● What you are asked to do: Using the entries that follow, collect the lines where the word "category" appears.

● Dataset:
★ ★ ★ ★ ★
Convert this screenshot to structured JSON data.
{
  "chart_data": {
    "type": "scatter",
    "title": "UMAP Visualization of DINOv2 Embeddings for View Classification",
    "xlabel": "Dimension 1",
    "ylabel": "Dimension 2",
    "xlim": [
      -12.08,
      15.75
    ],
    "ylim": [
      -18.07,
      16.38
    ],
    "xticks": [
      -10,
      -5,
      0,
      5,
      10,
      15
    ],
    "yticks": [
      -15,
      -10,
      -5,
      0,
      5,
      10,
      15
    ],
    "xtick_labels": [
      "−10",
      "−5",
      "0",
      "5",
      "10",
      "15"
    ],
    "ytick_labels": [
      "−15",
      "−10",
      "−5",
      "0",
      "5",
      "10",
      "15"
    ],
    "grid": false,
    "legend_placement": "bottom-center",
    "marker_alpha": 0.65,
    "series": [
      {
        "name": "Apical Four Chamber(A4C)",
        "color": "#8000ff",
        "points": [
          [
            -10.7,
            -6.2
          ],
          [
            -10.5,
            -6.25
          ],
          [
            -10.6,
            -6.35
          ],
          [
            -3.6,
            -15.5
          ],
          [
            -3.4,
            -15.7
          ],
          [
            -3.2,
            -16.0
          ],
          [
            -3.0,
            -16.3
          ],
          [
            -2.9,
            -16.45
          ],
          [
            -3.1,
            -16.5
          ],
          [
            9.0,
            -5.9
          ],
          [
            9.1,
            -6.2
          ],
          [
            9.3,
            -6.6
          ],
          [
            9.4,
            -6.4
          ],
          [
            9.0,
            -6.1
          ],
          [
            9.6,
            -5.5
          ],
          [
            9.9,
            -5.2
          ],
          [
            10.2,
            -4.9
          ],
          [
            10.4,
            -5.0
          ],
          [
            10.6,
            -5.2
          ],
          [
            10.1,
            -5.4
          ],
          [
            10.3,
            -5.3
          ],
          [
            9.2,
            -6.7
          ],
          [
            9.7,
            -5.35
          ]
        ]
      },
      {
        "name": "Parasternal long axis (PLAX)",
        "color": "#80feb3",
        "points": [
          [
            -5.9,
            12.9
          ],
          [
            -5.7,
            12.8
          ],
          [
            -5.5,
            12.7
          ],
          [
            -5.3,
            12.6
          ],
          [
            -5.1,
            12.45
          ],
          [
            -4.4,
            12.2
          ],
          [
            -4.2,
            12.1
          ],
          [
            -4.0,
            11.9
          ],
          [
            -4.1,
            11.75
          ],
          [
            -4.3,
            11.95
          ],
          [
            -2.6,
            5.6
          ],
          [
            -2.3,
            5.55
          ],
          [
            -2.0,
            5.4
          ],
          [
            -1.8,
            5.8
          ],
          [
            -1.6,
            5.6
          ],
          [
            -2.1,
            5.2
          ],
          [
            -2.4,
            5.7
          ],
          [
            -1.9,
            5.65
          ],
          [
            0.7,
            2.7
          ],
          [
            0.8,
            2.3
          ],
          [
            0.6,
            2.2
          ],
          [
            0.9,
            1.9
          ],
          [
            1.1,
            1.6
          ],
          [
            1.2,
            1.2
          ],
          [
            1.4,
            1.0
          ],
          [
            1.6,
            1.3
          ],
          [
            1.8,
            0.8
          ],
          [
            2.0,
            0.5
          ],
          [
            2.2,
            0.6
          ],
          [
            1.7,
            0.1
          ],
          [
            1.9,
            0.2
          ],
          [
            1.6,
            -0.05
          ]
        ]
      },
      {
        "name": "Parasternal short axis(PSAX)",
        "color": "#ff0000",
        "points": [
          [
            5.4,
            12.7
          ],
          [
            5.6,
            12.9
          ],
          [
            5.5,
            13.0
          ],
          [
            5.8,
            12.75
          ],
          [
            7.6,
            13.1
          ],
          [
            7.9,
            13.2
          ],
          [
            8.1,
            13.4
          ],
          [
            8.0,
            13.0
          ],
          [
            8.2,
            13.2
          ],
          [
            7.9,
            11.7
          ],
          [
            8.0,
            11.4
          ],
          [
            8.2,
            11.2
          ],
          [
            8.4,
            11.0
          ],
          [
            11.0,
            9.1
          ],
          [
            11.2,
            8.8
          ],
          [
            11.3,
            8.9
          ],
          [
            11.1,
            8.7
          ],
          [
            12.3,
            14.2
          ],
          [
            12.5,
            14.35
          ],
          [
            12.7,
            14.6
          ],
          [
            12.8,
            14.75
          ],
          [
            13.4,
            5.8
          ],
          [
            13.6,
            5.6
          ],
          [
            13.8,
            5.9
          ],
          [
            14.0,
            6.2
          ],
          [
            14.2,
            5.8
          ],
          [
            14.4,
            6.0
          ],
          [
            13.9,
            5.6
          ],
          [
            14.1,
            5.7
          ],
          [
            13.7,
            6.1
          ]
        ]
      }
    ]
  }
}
★ ★ ★ ★ ★
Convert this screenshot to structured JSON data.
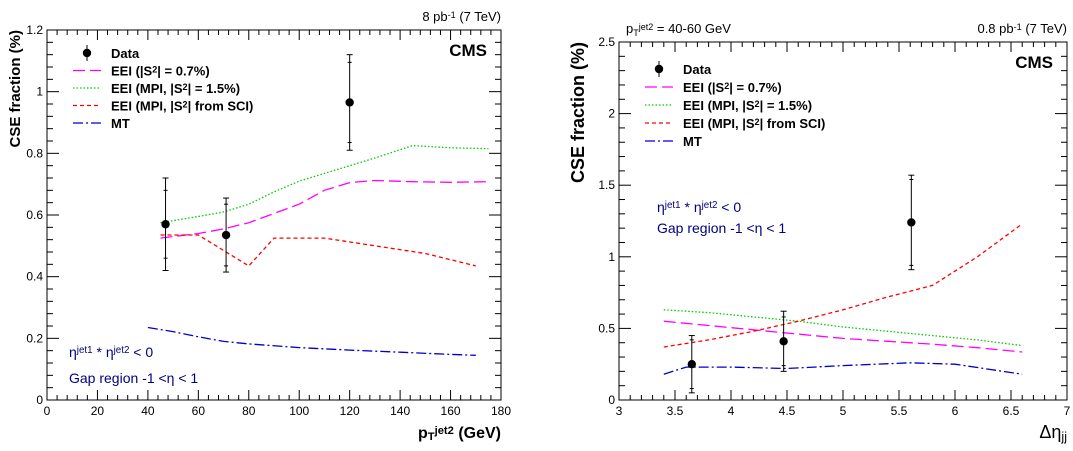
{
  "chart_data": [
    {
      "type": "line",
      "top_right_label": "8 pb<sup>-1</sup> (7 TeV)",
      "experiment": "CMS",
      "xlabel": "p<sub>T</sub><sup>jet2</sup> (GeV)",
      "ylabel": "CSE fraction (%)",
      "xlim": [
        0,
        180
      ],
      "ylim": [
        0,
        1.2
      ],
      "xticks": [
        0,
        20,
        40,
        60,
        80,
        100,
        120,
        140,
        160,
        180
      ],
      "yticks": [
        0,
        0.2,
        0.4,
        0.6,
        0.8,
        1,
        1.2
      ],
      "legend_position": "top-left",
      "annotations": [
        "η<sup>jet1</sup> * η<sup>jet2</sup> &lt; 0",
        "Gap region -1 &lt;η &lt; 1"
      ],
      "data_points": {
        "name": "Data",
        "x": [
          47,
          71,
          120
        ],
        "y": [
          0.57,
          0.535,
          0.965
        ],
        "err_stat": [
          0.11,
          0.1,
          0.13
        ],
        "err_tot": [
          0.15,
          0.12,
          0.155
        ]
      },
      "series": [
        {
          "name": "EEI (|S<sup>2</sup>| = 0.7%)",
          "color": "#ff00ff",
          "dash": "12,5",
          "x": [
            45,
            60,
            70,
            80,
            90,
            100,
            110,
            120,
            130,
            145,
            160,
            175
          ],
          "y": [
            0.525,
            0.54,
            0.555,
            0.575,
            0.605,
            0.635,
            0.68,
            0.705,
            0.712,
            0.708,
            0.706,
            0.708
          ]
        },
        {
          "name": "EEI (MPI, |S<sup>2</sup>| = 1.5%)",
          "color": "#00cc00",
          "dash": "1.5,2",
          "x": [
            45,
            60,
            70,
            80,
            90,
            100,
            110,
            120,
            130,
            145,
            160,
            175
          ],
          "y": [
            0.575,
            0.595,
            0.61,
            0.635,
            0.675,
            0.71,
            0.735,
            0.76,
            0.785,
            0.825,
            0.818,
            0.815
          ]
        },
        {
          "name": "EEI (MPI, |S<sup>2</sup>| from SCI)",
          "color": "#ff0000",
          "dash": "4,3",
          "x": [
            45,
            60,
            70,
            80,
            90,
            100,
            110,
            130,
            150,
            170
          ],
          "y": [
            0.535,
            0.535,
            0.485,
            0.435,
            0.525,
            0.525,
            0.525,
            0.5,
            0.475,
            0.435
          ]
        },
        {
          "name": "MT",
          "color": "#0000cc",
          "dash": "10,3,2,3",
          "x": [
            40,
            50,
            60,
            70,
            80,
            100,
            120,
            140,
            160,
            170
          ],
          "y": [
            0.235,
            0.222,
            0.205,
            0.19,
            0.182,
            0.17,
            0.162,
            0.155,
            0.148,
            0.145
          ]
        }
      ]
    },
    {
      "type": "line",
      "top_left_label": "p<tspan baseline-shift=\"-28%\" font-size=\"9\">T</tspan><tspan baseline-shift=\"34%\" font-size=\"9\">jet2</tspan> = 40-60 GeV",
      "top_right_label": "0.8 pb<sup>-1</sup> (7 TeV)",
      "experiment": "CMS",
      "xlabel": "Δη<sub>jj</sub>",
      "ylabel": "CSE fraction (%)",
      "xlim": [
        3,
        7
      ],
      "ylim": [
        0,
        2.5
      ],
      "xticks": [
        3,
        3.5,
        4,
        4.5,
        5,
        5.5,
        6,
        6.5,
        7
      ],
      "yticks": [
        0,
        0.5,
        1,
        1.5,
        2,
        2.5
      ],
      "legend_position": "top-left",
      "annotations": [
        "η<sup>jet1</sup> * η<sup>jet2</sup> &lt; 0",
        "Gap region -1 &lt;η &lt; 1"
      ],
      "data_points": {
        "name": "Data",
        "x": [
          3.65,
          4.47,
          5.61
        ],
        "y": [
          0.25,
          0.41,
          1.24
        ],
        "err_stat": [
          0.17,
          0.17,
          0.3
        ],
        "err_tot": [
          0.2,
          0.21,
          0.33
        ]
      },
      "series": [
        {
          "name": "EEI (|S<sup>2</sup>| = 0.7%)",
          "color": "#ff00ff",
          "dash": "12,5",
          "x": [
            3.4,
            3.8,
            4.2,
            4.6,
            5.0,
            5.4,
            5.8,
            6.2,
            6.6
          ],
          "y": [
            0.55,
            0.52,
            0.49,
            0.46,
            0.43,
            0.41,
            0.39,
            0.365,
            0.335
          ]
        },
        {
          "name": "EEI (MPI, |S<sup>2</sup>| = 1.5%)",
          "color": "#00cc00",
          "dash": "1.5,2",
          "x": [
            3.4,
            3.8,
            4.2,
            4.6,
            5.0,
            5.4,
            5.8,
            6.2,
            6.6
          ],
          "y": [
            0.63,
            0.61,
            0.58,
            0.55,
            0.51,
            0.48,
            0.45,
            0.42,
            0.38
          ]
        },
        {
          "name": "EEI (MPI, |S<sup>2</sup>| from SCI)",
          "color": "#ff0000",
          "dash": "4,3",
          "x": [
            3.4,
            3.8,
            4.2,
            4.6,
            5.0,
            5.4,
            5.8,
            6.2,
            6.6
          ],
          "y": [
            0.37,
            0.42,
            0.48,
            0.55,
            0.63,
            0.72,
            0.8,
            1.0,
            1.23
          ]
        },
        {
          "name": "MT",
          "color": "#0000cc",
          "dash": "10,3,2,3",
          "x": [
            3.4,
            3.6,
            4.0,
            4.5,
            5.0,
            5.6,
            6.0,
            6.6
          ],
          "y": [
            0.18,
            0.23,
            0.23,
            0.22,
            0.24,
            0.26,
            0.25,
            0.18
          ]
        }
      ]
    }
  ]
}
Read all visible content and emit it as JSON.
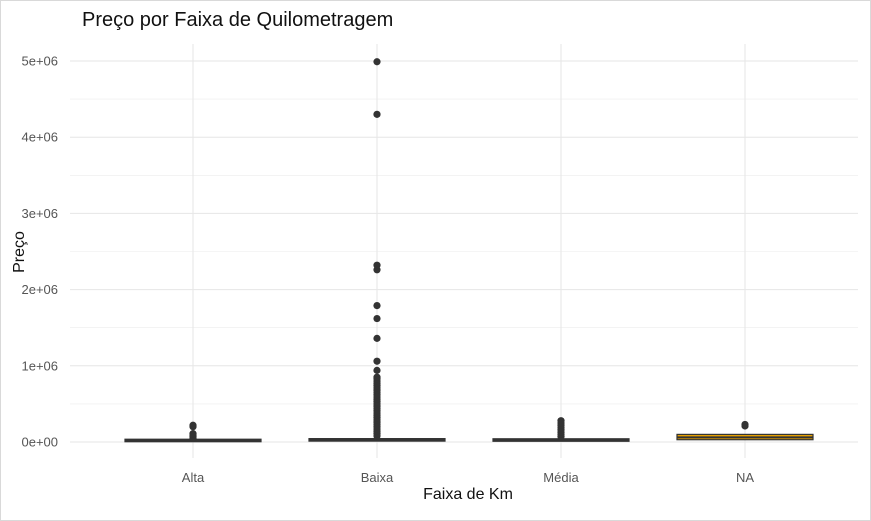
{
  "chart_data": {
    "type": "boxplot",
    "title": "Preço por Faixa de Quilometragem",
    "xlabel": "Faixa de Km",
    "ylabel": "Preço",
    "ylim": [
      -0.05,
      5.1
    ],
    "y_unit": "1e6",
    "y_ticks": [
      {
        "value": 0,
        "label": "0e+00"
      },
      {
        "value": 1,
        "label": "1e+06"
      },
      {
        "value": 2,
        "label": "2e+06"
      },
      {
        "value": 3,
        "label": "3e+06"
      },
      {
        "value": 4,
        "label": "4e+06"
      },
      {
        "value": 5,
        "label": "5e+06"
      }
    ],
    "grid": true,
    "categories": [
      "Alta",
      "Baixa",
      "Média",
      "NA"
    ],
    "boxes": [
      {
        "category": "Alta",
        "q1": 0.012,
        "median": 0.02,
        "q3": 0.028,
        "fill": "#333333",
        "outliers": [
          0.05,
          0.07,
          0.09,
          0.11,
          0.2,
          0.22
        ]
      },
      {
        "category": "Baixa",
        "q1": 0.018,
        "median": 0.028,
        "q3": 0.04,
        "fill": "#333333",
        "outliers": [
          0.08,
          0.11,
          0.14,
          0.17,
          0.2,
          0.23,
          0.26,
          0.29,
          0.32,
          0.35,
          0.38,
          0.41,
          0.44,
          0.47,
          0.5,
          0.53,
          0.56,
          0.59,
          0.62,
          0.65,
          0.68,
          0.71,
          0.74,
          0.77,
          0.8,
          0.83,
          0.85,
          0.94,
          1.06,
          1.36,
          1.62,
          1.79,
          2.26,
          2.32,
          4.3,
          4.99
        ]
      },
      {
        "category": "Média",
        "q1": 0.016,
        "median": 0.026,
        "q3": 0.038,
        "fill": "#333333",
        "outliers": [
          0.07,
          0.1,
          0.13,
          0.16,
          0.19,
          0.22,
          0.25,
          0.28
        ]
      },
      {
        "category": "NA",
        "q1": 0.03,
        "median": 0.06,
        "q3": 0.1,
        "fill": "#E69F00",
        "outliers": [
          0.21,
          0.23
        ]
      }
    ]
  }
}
★ ★ ★ ★ ★
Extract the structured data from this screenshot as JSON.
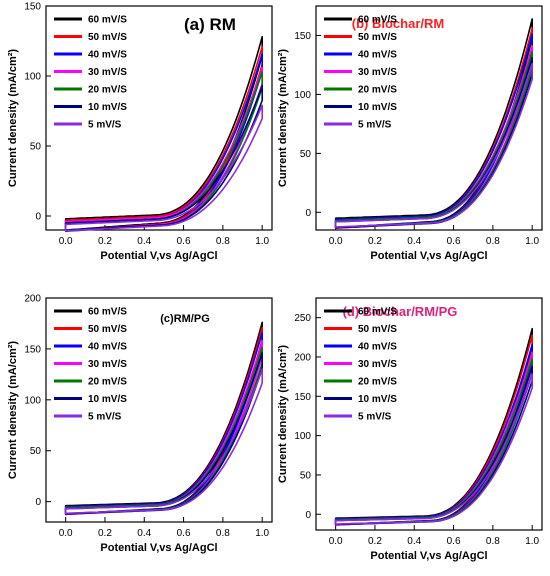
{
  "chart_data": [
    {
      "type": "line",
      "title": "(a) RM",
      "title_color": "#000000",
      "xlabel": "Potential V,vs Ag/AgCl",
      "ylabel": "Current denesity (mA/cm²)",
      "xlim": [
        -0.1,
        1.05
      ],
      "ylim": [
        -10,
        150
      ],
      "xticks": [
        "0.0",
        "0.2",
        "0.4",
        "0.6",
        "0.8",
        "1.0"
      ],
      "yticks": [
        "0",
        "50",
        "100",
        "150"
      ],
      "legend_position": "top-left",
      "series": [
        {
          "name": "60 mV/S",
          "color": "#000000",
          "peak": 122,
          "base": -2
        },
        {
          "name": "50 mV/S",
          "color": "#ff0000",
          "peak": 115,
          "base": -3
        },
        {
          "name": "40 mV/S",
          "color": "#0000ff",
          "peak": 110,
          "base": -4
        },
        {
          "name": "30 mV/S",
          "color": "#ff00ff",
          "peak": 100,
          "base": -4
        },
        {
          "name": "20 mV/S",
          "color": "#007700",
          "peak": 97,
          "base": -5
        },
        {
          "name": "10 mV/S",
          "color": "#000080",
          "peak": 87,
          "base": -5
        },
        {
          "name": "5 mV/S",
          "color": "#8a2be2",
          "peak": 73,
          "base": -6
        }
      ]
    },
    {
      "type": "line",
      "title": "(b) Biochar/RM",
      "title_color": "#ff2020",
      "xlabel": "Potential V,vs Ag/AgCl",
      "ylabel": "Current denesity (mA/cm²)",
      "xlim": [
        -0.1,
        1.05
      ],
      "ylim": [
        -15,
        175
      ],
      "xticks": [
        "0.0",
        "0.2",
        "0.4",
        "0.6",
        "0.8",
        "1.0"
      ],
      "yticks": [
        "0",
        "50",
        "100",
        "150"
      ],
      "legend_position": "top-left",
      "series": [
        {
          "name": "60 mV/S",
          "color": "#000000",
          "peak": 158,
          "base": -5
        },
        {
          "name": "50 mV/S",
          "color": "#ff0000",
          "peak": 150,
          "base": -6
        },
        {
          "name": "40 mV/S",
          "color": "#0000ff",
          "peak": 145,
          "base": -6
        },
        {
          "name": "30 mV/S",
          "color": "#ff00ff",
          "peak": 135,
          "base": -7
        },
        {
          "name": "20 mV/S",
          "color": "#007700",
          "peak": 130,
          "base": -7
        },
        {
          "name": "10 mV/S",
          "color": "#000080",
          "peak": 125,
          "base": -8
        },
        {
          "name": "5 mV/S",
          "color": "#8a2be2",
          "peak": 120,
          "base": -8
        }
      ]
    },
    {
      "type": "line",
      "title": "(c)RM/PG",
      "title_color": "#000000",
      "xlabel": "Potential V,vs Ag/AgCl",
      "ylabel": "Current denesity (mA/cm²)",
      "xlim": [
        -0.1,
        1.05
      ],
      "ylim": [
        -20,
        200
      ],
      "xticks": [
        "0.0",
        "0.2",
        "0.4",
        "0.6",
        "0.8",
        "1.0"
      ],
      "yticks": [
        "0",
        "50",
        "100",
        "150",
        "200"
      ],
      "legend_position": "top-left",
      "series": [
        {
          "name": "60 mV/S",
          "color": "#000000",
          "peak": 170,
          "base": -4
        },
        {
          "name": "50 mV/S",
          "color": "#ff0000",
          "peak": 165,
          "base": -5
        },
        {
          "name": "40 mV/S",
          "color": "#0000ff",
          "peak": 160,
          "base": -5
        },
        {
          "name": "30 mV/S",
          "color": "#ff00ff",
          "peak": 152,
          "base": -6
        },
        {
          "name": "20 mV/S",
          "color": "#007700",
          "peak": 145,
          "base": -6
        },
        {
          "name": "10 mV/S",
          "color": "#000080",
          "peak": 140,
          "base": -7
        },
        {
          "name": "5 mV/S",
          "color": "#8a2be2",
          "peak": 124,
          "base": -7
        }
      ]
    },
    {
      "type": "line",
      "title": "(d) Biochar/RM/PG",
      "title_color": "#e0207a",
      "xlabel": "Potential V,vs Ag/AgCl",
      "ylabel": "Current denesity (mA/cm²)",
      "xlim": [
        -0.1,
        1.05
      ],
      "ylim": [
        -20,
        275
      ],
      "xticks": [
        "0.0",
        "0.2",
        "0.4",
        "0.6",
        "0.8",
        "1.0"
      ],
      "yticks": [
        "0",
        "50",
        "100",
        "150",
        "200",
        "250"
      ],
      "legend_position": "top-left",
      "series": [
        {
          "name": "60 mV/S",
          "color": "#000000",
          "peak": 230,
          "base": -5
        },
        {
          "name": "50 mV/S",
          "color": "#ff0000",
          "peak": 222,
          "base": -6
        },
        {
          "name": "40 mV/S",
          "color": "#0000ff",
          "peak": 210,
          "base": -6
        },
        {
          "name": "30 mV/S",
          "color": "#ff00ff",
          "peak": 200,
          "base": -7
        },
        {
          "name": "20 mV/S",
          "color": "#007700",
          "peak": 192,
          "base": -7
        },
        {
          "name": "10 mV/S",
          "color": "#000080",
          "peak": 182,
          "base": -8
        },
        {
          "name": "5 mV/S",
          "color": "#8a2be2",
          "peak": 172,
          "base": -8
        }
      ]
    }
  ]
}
★ ★ ★ ★ ★
● Full response:
        "category": "Alta",
        "category": "Baixa",
        "category": "Média",
        "category": "NA",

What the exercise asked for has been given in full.